◆ TASK INPUT ◆
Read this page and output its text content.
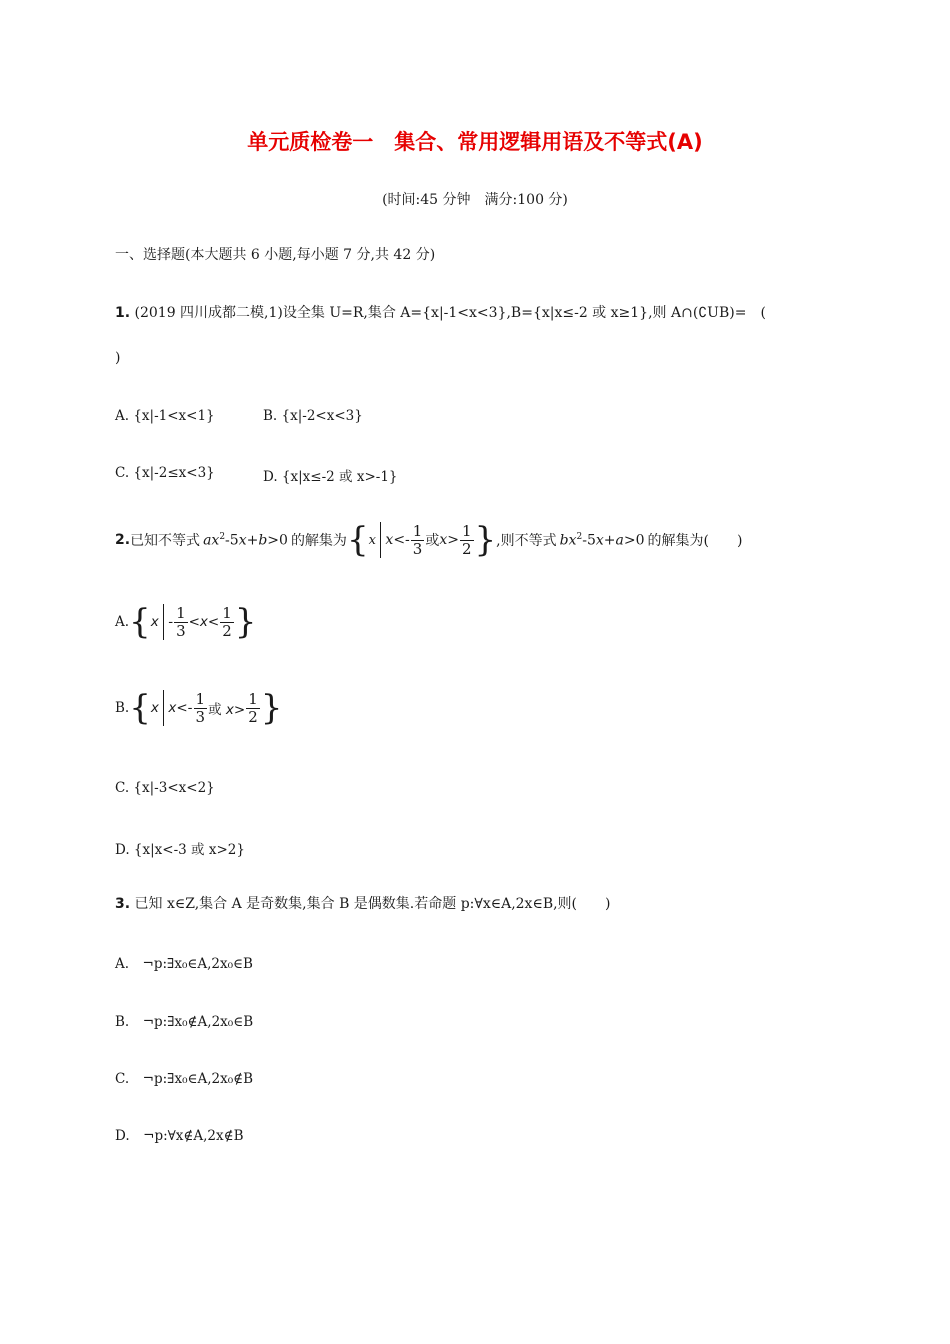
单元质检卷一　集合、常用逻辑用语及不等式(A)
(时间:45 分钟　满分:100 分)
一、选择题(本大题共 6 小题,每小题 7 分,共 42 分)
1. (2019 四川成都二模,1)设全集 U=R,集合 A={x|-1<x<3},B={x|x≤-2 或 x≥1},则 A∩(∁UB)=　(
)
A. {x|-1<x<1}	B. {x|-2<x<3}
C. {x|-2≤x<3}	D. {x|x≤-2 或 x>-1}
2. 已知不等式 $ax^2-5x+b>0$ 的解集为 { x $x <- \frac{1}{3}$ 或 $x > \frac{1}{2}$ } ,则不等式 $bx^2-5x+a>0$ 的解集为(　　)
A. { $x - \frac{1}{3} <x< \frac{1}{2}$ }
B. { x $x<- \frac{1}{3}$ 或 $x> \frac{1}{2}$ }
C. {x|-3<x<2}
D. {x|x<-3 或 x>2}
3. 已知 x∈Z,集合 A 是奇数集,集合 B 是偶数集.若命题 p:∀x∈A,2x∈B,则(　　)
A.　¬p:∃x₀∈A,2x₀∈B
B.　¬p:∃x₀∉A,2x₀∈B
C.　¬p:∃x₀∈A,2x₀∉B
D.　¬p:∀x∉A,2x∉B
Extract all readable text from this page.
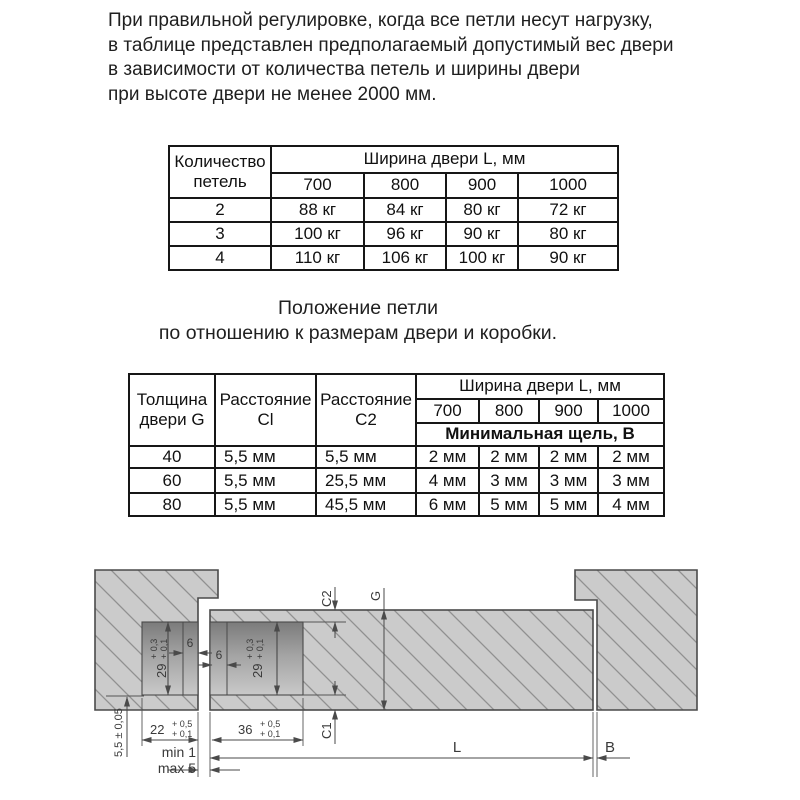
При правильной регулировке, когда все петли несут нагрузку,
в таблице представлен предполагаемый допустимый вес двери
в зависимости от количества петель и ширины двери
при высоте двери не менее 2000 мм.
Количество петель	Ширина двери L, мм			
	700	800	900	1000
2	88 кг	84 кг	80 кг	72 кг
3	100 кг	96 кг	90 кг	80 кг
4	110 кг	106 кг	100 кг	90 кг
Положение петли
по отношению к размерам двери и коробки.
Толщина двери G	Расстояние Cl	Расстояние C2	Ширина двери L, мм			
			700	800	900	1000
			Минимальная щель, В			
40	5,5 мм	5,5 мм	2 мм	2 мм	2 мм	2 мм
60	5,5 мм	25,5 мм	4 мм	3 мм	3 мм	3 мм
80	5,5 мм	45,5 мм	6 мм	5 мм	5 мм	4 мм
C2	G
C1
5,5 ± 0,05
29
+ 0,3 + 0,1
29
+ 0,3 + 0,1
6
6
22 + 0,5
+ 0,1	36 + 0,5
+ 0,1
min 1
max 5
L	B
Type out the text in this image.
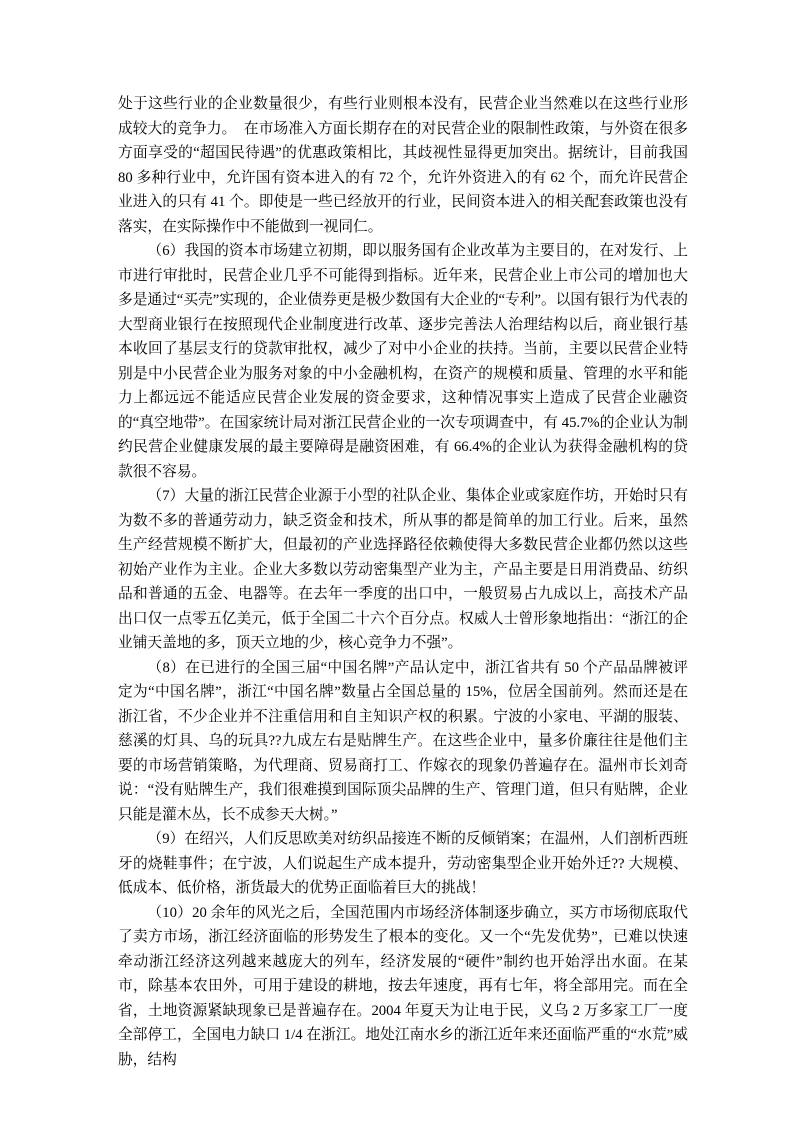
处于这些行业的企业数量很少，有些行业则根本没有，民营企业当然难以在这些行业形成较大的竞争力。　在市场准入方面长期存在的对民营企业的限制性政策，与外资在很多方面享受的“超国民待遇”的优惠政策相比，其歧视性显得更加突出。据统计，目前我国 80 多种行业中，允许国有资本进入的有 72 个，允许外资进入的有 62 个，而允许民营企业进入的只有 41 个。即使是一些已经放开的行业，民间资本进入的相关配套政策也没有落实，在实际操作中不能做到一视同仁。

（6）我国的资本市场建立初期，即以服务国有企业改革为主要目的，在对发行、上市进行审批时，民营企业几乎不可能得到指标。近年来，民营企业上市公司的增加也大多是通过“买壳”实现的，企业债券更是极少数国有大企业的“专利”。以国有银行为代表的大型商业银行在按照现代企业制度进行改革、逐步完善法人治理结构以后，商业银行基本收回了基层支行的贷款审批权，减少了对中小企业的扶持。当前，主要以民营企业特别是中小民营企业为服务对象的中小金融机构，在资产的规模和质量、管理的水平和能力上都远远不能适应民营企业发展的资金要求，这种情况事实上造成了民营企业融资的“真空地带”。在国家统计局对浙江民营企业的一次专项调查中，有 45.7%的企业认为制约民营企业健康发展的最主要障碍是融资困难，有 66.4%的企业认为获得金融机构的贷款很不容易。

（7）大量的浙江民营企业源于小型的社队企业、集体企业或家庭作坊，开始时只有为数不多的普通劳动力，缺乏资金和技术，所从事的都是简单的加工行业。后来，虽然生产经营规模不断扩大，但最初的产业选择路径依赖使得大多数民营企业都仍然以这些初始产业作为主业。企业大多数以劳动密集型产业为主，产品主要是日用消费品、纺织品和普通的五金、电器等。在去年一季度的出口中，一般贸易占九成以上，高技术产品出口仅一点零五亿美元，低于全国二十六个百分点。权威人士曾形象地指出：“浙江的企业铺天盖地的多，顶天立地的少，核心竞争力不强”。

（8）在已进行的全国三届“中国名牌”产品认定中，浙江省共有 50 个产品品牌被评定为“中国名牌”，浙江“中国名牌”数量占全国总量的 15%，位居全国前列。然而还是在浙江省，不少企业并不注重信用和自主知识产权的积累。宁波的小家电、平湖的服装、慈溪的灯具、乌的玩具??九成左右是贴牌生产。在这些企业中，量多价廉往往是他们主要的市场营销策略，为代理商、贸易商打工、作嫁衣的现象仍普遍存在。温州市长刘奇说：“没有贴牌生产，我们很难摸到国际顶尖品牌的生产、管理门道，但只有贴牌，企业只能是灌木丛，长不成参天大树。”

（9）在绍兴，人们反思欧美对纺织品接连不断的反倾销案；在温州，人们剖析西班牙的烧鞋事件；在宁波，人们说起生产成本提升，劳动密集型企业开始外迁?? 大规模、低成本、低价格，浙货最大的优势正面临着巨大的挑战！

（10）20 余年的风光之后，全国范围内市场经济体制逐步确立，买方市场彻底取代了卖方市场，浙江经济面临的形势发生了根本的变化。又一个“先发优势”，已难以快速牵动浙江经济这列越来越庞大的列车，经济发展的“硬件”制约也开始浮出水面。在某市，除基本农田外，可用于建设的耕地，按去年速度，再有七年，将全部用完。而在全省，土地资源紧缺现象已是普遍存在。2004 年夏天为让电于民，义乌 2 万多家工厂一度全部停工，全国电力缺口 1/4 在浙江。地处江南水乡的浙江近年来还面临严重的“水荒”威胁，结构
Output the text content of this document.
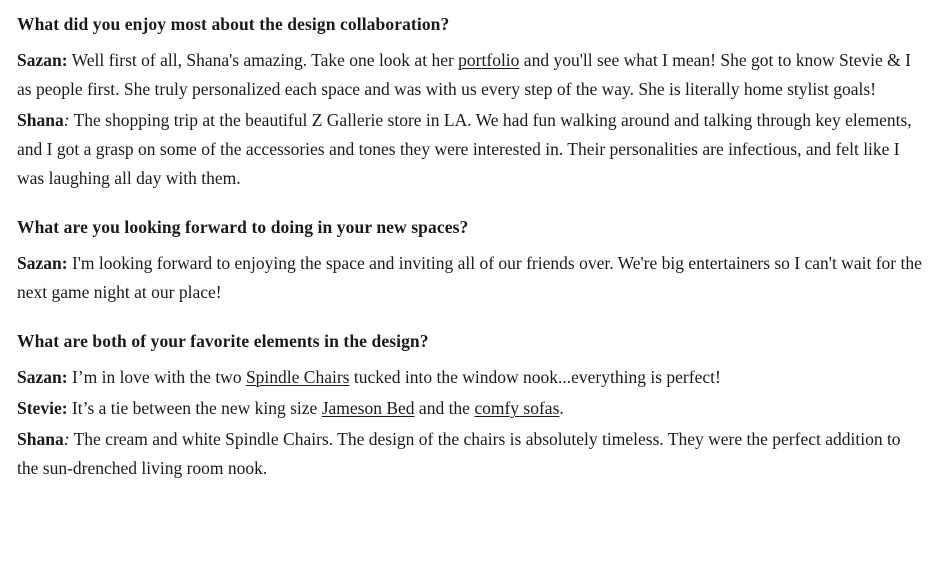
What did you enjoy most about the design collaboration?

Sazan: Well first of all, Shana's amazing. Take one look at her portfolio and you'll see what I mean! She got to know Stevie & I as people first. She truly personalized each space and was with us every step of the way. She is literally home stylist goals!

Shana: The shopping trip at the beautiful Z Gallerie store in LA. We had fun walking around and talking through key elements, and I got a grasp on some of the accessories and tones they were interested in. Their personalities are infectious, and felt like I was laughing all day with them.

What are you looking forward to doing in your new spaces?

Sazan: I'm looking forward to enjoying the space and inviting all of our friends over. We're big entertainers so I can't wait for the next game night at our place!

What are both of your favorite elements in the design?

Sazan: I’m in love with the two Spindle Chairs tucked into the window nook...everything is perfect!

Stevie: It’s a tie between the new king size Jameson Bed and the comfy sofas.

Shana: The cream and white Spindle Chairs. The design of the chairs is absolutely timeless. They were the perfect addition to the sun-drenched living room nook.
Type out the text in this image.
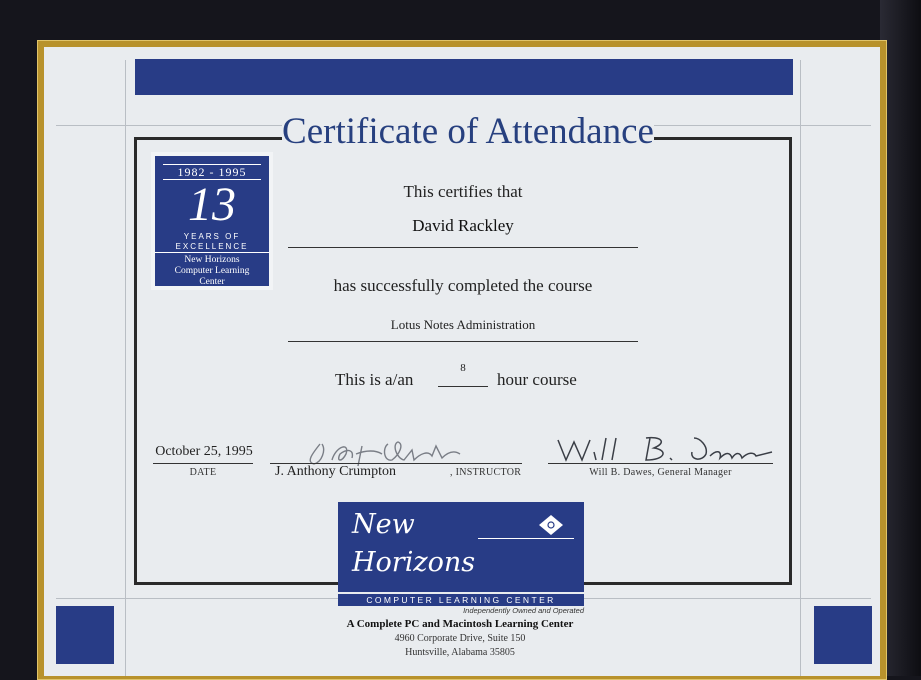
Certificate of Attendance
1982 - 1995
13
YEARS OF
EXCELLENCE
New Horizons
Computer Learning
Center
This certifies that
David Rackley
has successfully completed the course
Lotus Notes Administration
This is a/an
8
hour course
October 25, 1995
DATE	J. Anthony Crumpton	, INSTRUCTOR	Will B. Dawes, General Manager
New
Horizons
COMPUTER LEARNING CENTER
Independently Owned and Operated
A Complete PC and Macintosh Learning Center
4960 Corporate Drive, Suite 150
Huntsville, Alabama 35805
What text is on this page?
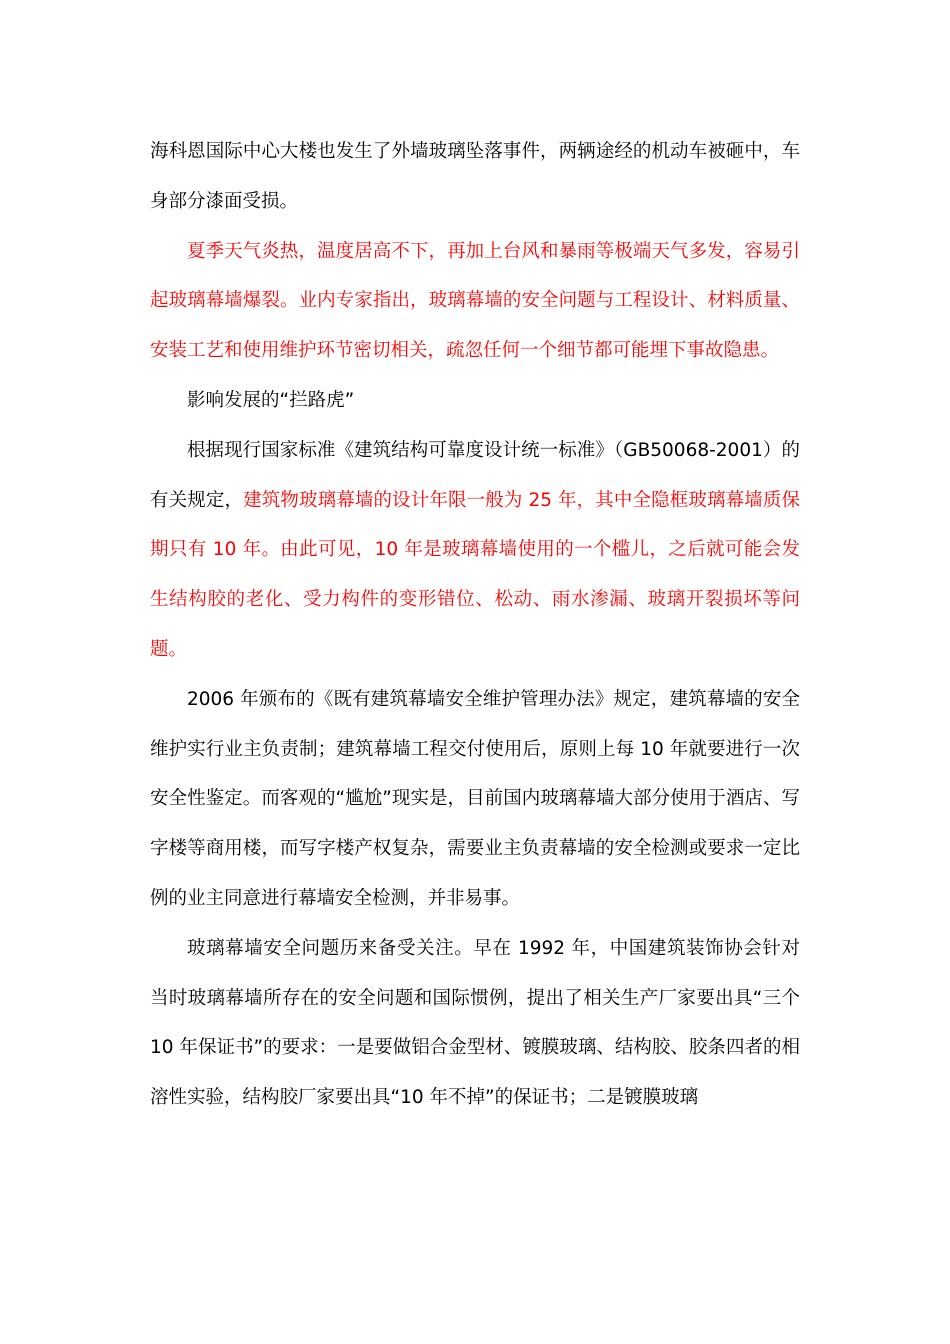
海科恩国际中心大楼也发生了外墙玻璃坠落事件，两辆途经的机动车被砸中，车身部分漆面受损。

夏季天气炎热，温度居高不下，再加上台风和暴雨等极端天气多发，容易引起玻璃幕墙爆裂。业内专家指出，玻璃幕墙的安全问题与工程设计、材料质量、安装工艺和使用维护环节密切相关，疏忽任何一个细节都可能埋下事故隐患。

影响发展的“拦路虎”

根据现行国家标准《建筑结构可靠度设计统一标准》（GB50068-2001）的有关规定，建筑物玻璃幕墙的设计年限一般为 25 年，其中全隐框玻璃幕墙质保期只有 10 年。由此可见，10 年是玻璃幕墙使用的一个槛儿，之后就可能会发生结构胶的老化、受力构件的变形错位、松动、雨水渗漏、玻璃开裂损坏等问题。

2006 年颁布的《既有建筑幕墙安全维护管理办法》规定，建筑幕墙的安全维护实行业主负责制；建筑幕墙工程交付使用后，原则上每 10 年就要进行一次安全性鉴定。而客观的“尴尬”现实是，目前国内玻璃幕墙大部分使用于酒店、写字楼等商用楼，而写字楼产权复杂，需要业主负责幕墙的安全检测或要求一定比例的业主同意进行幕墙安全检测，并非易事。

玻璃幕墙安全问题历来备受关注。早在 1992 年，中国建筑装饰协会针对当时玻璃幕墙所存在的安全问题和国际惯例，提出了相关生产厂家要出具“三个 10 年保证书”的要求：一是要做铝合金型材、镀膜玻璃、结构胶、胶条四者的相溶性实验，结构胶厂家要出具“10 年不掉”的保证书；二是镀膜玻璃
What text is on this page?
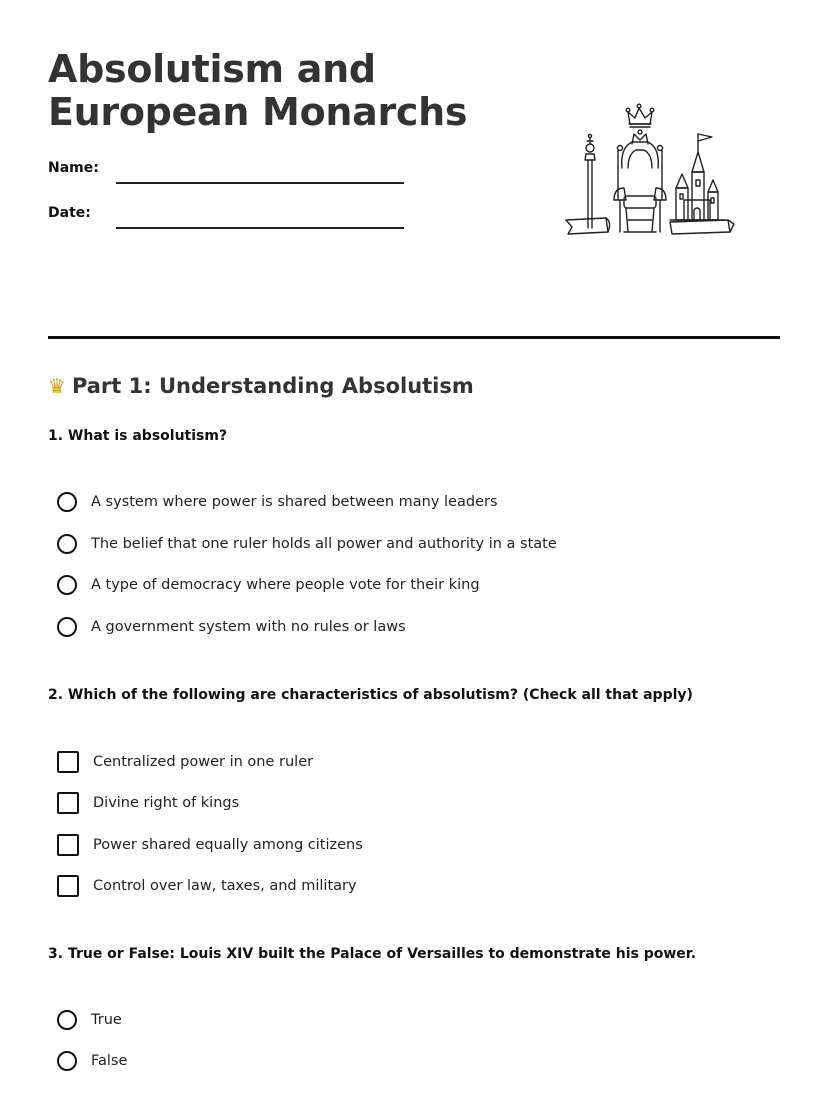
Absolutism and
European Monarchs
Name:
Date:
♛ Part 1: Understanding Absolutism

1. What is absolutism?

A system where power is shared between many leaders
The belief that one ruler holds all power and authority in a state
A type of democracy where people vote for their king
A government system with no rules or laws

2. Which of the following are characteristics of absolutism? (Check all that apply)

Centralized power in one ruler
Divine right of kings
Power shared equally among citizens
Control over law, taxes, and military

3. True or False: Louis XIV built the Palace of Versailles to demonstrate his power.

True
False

◆ GIVEN REQUEST ◆
Pull every line containing "your" from the data.

◆ SOLVED EXERCISE ◆
What are you looking forward to doing in your new spaces?
What are both of your favorite elements in the design?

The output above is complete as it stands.